### TEKS YANG DIBERIKAN
Rabu, 25 April 2012

Sharf


Apakah sharf termasuk dalam akad tijarah atau tabarru’??
Pengertian Akad
Kontrak  atau Akad dalam bahasa arab adalah ‘uqud jamak dari ‘aqd, yang secara bahasa arti nya, mengikat,bergabung, mengunci, menahan, atau dengan kata lain membuat suatu perjanjian.  Di dalam Hukum Islam, aqd artinya : “ gabungan atau penyatuan dari  penawaran ( Ijab ) dan penerimaan  (qabul)” yang sah sesuai dengan hukum Islam. Ijab adalah penawaran dari pihak pertama, sedangkan qabul adalah penerimaan dari penawaran yang disebutkan oleh pihak pertama.

### KETENTUAN LATIHAN
- 1) Bisakah Anda memberikan kembali, persis sama, seluruh bagian teks tentang akad mulai dari "Pengertian Akad" terus ke bawah sampai "oleh pihak pertama."?
- 2) Bisakah Anda meneruskan teks tentang akad, dimulai setelah kalimat terakhirnya?

### INFORMASI YANG DIBERIKAN

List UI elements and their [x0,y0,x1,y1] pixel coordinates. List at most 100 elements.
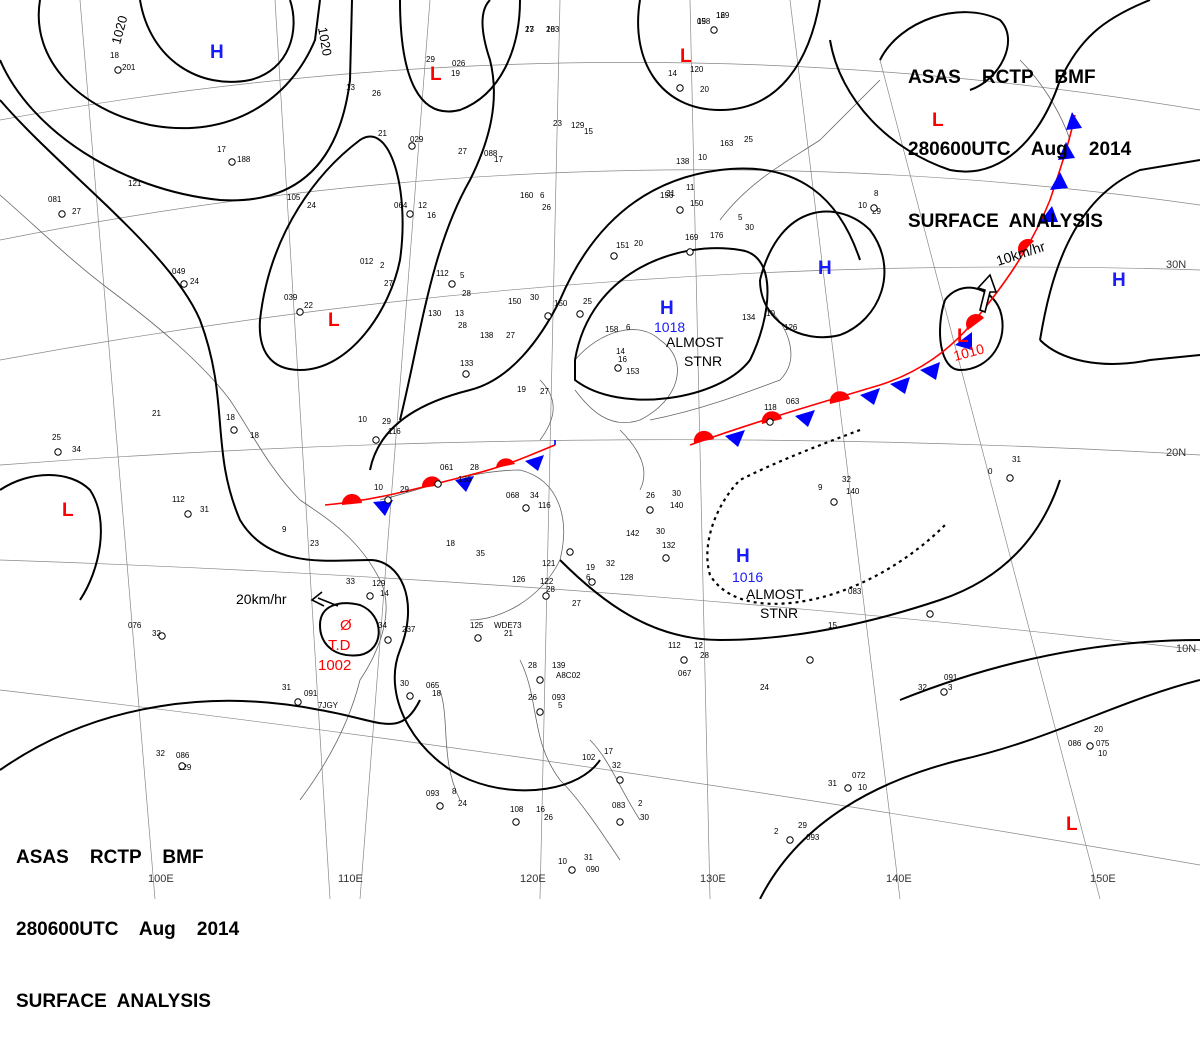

### JAWABAN LATIHAN
- 1)
Pengertian Akad
Kontrak  atau Akad dalam bahasa arab adalah ‘uqud jamak dari ‘aqd, yang secara bahasa arti nya, mengikat,bergabung, mengunci, menahan, atau dengan kata lain membuat suatu perjanjian.  Di dalam Hukum Islam, aqd artinya : “ gabungan atau penyatuan dari  penawaran ( Ijab ) dan penerimaan  (qabul)” yang sah sesuai dengan hukum Islam. Ijab adalah penawaran dari pihak pertama, sedangkan qabul adalah penerimaan dari penawaran yang disebutkan oleh pihak pertama.

- 2)
Akad dari istilah fiqh ialah ikatan di antara ijab dan qabul yang dibuat mengikut cara yang disyariatkan yang sabit kesannya pada barang berkenaan. Dengan perkataan lain akad melibatkan pergantungan cakapan salah satu pihak yang berakad dengan cakapan pihak yang satu lagi, mengikut ketentuan syarak yang akan melahirkan kesan pada barang yang diakadkan. (al-Zuhaily,Wahbah, 2002, Fiqh & perundangan Islam, pent. Md. Akhir Haji Yaacob, Dewan Bahasa dan Pustaka, jld.4, hlm.83). Dari aspek undang-undang pula, kontrak didefinisikan sebagai semua perjanjian adalah kontrak jika dibuat atas kerelaan bebas pihak-pihak yang layak membuat kontrak, untuk sesuatu balasan yang sah, dan dengan sesuatu tujuan yang sah (Akta Kontrak, seksyen 10 (1)).
Jenis Akad
Dari segi ada atau tidak adanya kompensasi, fikih muamalat membagi lagi akad menjadi dua bagian, yakni akad tabarru’ dan akad tijarah/mu’awadah.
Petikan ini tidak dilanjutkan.